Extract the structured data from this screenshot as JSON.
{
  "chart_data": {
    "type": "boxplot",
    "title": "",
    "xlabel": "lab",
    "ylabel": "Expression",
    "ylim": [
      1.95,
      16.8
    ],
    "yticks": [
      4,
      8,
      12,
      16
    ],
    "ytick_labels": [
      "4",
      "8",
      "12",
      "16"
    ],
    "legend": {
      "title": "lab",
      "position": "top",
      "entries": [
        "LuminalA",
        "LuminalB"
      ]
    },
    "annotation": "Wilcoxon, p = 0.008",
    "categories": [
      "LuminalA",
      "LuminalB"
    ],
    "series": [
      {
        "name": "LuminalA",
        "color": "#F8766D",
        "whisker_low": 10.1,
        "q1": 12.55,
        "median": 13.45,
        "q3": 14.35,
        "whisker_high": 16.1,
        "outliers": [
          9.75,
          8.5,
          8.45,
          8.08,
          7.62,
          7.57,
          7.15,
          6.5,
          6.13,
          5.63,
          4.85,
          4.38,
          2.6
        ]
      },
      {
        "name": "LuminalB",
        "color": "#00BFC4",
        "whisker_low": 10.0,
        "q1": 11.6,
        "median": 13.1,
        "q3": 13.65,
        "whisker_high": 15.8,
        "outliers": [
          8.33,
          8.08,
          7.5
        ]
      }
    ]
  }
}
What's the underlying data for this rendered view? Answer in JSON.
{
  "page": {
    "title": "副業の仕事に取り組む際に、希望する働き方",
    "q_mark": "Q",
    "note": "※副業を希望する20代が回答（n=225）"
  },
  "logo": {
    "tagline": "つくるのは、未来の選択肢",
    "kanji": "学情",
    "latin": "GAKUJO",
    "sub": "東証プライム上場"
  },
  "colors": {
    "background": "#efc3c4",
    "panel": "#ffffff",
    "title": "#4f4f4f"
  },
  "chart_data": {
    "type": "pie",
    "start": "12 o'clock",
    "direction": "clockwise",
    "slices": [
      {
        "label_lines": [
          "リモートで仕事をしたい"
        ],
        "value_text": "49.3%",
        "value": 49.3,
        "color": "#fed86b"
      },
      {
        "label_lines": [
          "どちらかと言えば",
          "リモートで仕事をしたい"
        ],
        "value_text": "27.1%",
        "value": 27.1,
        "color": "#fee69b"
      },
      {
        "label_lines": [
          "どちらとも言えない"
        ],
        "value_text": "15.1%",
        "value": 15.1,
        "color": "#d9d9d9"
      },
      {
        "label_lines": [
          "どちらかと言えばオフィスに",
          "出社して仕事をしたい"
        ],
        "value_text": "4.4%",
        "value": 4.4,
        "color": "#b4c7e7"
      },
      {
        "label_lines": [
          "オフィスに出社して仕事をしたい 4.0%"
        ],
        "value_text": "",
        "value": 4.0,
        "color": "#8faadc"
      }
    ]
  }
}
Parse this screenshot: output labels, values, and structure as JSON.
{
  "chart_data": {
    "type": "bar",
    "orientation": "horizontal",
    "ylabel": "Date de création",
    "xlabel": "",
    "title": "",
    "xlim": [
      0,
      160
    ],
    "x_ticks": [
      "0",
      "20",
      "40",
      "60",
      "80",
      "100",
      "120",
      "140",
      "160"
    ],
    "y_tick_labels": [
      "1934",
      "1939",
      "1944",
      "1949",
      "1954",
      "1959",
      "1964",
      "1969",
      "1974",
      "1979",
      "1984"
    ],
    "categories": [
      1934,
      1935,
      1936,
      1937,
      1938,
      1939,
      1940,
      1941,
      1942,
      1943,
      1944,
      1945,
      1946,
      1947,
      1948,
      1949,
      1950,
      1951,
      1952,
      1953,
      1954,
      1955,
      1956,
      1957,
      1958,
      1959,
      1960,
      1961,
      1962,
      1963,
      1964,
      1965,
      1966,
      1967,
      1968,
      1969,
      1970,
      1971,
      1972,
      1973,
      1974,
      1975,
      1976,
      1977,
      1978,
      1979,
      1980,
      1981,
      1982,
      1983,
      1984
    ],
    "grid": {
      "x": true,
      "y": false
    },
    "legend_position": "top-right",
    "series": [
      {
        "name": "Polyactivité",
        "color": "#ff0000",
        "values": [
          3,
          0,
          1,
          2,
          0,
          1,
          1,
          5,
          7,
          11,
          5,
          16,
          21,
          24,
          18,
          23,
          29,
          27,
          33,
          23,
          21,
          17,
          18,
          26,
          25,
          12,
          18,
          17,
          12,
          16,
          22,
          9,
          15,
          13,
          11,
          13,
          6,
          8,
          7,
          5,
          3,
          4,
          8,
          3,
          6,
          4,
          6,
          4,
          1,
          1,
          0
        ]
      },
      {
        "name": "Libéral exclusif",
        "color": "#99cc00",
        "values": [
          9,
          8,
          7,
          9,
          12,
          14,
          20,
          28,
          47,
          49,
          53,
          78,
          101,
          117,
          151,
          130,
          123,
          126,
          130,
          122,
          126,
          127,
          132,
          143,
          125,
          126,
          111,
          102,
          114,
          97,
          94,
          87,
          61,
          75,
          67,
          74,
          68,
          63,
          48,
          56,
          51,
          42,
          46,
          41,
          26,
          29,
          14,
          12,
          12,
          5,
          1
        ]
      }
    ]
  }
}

============

#### [Work to be completed]
Copy the data above exactly. Every line must be included.

#### [Right answer]
Extract the structured data from this screenshot as JSON.
{
  "chart_data": {
    "type": "boxplot",
    "title": "",
    "xlabel": "lab",
    "ylabel": "Expression",
    "ylim": [
      1.95,
      16.8
    ],
    "yticks": [
      4,
      8,
      12,
      16
    ],
    "ytick_labels": [
      "4",
      "8",
      "12",
      "16"
    ],
    "legend": {
      "title": "lab",
      "position": "top",
      "entries": [
        "LuminalA",
        "LuminalB"
      ]
    },
    "annotation": "Wilcoxon, p = 0.008",
    "categories": [
      "LuminalA",
      "LuminalB"
    ],
    "series": [
      {
        "name": "LuminalA",
        "color": "#F8766D",
        "whisker_low": 10.1,
        "q1": 12.55,
        "median": 13.45,
        "q3": 14.35,
        "whisker_high": 16.1,
        "outliers": [
          9.75,
          8.5,
          8.45,
          8.08,
          7.62,
          7.57,
          7.15,
          6.5,
          6.13,
          5.63,
          4.85,
          4.38,
          2.6
        ]
      },
      {
        "name": "LuminalB",
        "color": "#00BFC4",
        "whisker_low": 10.0,
        "q1": 11.6,
        "median": 13.1,
        "q3": 13.65,
        "whisker_high": 15.8,
        "outliers": [
          8.33,
          8.08,
          7.5
        ]
      }
    ]
  }
}
What's the underlying data for this rendered view? Answer in JSON.
{
  "page": {
    "title": "副業の仕事に取り組む際に、希望する働き方",
    "q_mark": "Q",
    "note": "※副業を希望する20代が回答（n=225）"
  },
  "logo": {
    "tagline": "つくるのは、未来の選択肢",
    "kanji": "学情",
    "latin": "GAKUJO",
    "sub": "東証プライム上場"
  },
  "colors": {
    "background": "#efc3c4",
    "panel": "#ffffff",
    "title": "#4f4f4f"
  },
  "chart_data": {
    "type": "pie",
    "start": "12 o'clock",
    "direction": "clockwise",
    "slices": [
      {
        "label_lines": [
          "リモートで仕事をしたい"
        ],
        "value_text": "49.3%",
        "value": 49.3,
        "color": "#fed86b"
      },
      {
        "label_lines": [
          "どちらかと言えば",
          "リモートで仕事をしたい"
        ],
        "value_text": "27.1%",
        "value": 27.1,
        "color": "#fee69b"
      },
      {
        "label_lines": [
          "どちらとも言えない"
        ],
        "value_text": "15.1%",
        "value": 15.1,
        "color": "#d9d9d9"
      },
      {
        "label_lines": [
          "どちらかと言えばオフィスに",
          "出社して仕事をしたい"
        ],
        "value_text": "4.4%",
        "value": 4.4,
        "color": "#b4c7e7"
      },
      {
        "label_lines": [
          "オフィスに出社して仕事をしたい 4.0%"
        ],
        "value_text": "",
        "value": 4.0,
        "color": "#8faadc"
      }
    ]
  }
}
Parse this screenshot: output labels, values, and structure as JSON.
{
  "chart_data": {
    "type": "bar",
    "orientation": "horizontal",
    "ylabel": "Date de création",
    "xlabel": "",
    "title": "",
    "xlim": [
      0,
      160
    ],
    "x_ticks": [
      "0",
      "20",
      "40",
      "60",
      "80",
      "100",
      "120",
      "140",
      "160"
    ],
    "y_tick_labels": [
      "1934",
      "1939",
      "1944",
      "1949",
      "1954",
      "1959",
      "1964",
      "1969",
      "1974",
      "1979",
      "1984"
    ],
    "categories": [
      1934,
      1935,
      1936,
      1937,
      1938,
      1939,
      1940,
      1941,
      1942,
      1943,
      1944,
      1945,
      1946,
      1947,
      1948,
      1949,
      1950,
      1951,
      1952,
      1953,
      1954,
      1955,
      1956,
      1957,
      1958,
      1959,
      1960,
      1961,
      1962,
      1963,
      1964,
      1965,
      1966,
      1967,
      1968,
      1969,
      1970,
      1971,
      1972,
      1973,
      1974,
      1975,
      1976,
      1977,
      1978,
      1979,
      1980,
      1981,
      1982,
      1983,
      1984
    ],
    "grid": {
      "x": true,
      "y": false
    },
    "legend_position": "top-right",
    "series": [
      {
        "name": "Polyactivité",
        "color": "#ff0000",
        "values": [
          3,
          0,
          1,
          2,
          0,
          1,
          1,
          5,
          7,
          11,
          5,
          16,
          21,
          24,
          18,
          23,
          29,
          27,
          33,
          23,
          21,
          17,
          18,
          26,
          25,
          12,
          18,
          17,
          12,
          16,
          22,
          9,
          15,
          13,
          11,
          13,
          6,
          8,
          7,
          5,
          3,
          4,
          8,
          3,
          6,
          4,
          6,
          4,
          1,
          1,
          0
        ]
      },
      {
        "name": "Libéral exclusif",
        "color": "#99cc00",
        "values": [
          9,
          8,
          7,
          9,
          12,
          14,
          20,
          28,
          47,
          49,
          53,
          78,
          101,
          117,
          151,
          130,
          123,
          126,
          130,
          122,
          126,
          127,
          132,
          143,
          125,
          126,
          111,
          102,
          114,
          97,
          94,
          87,
          61,
          75,
          67,
          74,
          68,
          63,
          48,
          56,
          51,
          42,
          46,
          41,
          26,
          29,
          14,
          12,
          12,
          5,
          1
        ]
      }
    ]
  }
}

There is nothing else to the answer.